Work to be completed >> Below is some material; set it all down exactly, apart from the pictures.

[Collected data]
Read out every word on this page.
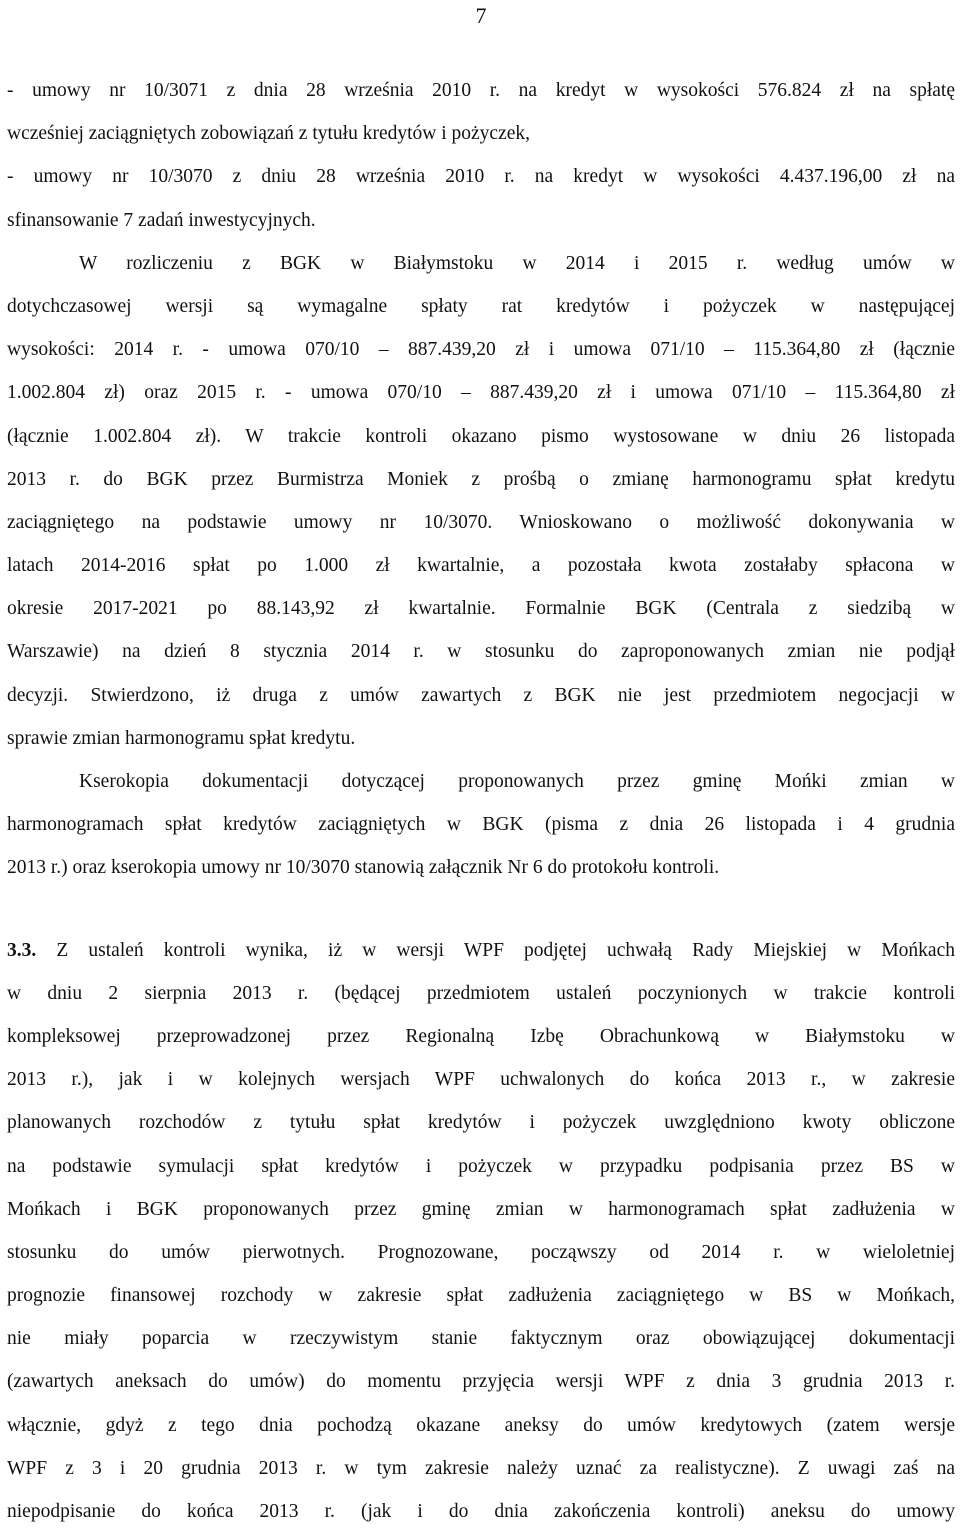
7
- umowy nr 10/3071 z dnia 28 września 2010 r. na kredyt w wysokości 576.824 zł na spłatę
wcześniej zaciągniętych zobowiązań z tytułu kredytów i pożyczek,
- umowy nr 10/3070 z dniu 28 września 2010 r. na kredyt w wysokości 4.437.196,00 zł na
sfinansowanie 7 zadań inwestycyjnych.
W rozliczeniu z BGK w Białymstoku w 2014 i 2015 r. według umów w
dotychczasowej wersji są wymagalne spłaty rat kredytów i pożyczek w następującej
wysokości: 2014 r. - umowa 070/10 – 887.439,20 zł i umowa 071/10 – 115.364,80 zł (łącznie
1.002.804 zł) oraz 2015 r. - umowa 070/10 – 887.439,20 zł i umowa 071/10 – 115.364,80 zł
(łącznie 1.002.804 zł). W trakcie kontroli okazano pismo wystosowane w dniu 26 listopada
2013 r. do BGK przez Burmistrza Moniek z prośbą o zmianę harmonogramu spłat kredytu
zaciągniętego na podstawie umowy nr 10/3070. Wnioskowano o możliwość dokonywania w
latach 2014-2016 spłat po 1.000 zł kwartalnie, a pozostała kwota zostałaby spłacona w
okresie 2017-2021 po 88.143,92 zł kwartalnie. Formalnie BGK (Centrala z siedzibą w
Warszawie) na dzień 8 stycznia 2014 r. w stosunku do zaproponowanych zmian nie podjął
decyzji. Stwierdzono, iż druga z umów zawartych z BGK nie jest przedmiotem negocjacji w
sprawie zmian harmonogramu spłat kredytu.
Kserokopia dokumentacji dotyczącej proponowanych przez gminę Mońki zmian w
harmonogramach spłat kredytów zaciągniętych w BGK (pisma z dnia 26 listopada i 4 grudnia
2013 r.) oraz kserokopia umowy nr 10/3070 stanowią załącznik Nr 6 do protokołu kontroli.
3.3. Z ustaleń kontroli wynika, iż w wersji WPF podjętej uchwałą Rady Miejskiej w Mońkach
w dniu 2 sierpnia 2013 r. (będącej przedmiotem ustaleń poczynionych w trakcie kontroli
kompleksowej przeprowadzonej przez Regionalną Izbę Obrachunkową w Białymstoku w
2013 r.), jak i w kolejnych wersjach WPF uchwalonych do końca 2013 r., w zakresie
planowanych rozchodów z tytułu spłat kredytów i pożyczek uwzględniono kwoty obliczone
na podstawie symulacji spłat kredytów i pożyczek w przypadku podpisania przez BS w
Mońkach i BGK proponowanych przez gminę zmian w harmonogramach spłat zadłużenia w
stosunku do umów pierwotnych. Prognozowane, począwszy od 2014 r. w wieloletniej
prognozie finansowej rozchody w zakresie spłat zadłużenia zaciągniętego w BS w Mońkach,
nie miały poparcia w rzeczywistym stanie faktycznym oraz obowiązującej dokumentacji
(zawartych aneksach do umów) do momentu przyjęcia wersji WPF z dnia 3 grudnia 2013 r.
włącznie, gdyż z tego dnia pochodzą okazane aneksy do umów kredytowych (zatem wersje
WPF z 3 i 20 grudnia 2013 r. w tym zakresie należy uznać za realistyczne). Z uwagi zaś na
niepodpisanie do końca 2013 r. (jak i do dnia zakończenia kontroli) aneksu do umowy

Response to the exercise >>
Read out every word on this page.
7
- umowy nr 10/3071 z dnia 28 września 2010 r. na kredyt w wysokości 576.824 zł na spłatę
wcześniej zaciągniętych zobowiązań z tytułu kredytów i pożyczek,
- umowy nr 10/3070 z dniu 28 września 2010 r. na kredyt w wysokości 4.437.196,00 zł na
sfinansowanie 7 zadań inwestycyjnych.
W rozliczeniu z BGK w Białymstoku w 2014 i 2015 r. według umów w
dotychczasowej wersji są wymagalne spłaty rat kredytów i pożyczek w następującej
wysokości: 2014 r. - umowa 070/10 – 887.439,20 zł i umowa 071/10 – 115.364,80 zł (łącznie
1.002.804 zł) oraz 2015 r. - umowa 070/10 – 887.439,20 zł i umowa 071/10 – 115.364,80 zł
(łącznie 1.002.804 zł). W trakcie kontroli okazano pismo wystosowane w dniu 26 listopada
2013 r. do BGK przez Burmistrza Moniek z prośbą o zmianę harmonogramu spłat kredytu
zaciągniętego na podstawie umowy nr 10/3070. Wnioskowano o możliwość dokonywania w
latach 2014-2016 spłat po 1.000 zł kwartalnie, a pozostała kwota zostałaby spłacona w
okresie 2017-2021 po 88.143,92 zł kwartalnie. Formalnie BGK (Centrala z siedzibą w
Warszawie) na dzień 8 stycznia 2014 r. w stosunku do zaproponowanych zmian nie podjął
decyzji. Stwierdzono, iż druga z umów zawartych z BGK nie jest przedmiotem negocjacji w
sprawie zmian harmonogramu spłat kredytu.
Kserokopia dokumentacji dotyczącej proponowanych przez gminę Mońki zmian w
harmonogramach spłat kredytów zaciągniętych w BGK (pisma z dnia 26 listopada i 4 grudnia
2013 r.) oraz kserokopia umowy nr 10/3070 stanowią załącznik Nr 6 do protokołu kontroli.
3.3. Z ustaleń kontroli wynika, iż w wersji WPF podjętej uchwałą Rady Miejskiej w Mońkach
w dniu 2 sierpnia 2013 r. (będącej przedmiotem ustaleń poczynionych w trakcie kontroli
kompleksowej przeprowadzonej przez Regionalną Izbę Obrachunkową w Białymstoku w
2013 r.), jak i w kolejnych wersjach WPF uchwalonych do końca 2013 r., w zakresie
planowanych rozchodów z tytułu spłat kredytów i pożyczek uwzględniono kwoty obliczone
na podstawie symulacji spłat kredytów i pożyczek w przypadku podpisania przez BS w
Mońkach i BGK proponowanych przez gminę zmian w harmonogramach spłat zadłużenia w
stosunku do umów pierwotnych. Prognozowane, począwszy od 2014 r. w wieloletniej
prognozie finansowej rozchody w zakresie spłat zadłużenia zaciągniętego w BS w Mońkach,
nie miały poparcia w rzeczywistym stanie faktycznym oraz obowiązującej dokumentacji
(zawartych aneksach do umów) do momentu przyjęcia wersji WPF z dnia 3 grudnia 2013 r.
włącznie, gdyż z tego dnia pochodzą okazane aneksy do umów kredytowych (zatem wersje
WPF z 3 i 20 grudnia 2013 r. w tym zakresie należy uznać za realistyczne). Z uwagi zaś na
niepodpisanie do końca 2013 r. (jak i do dnia zakończenia kontroli) aneksu do umowy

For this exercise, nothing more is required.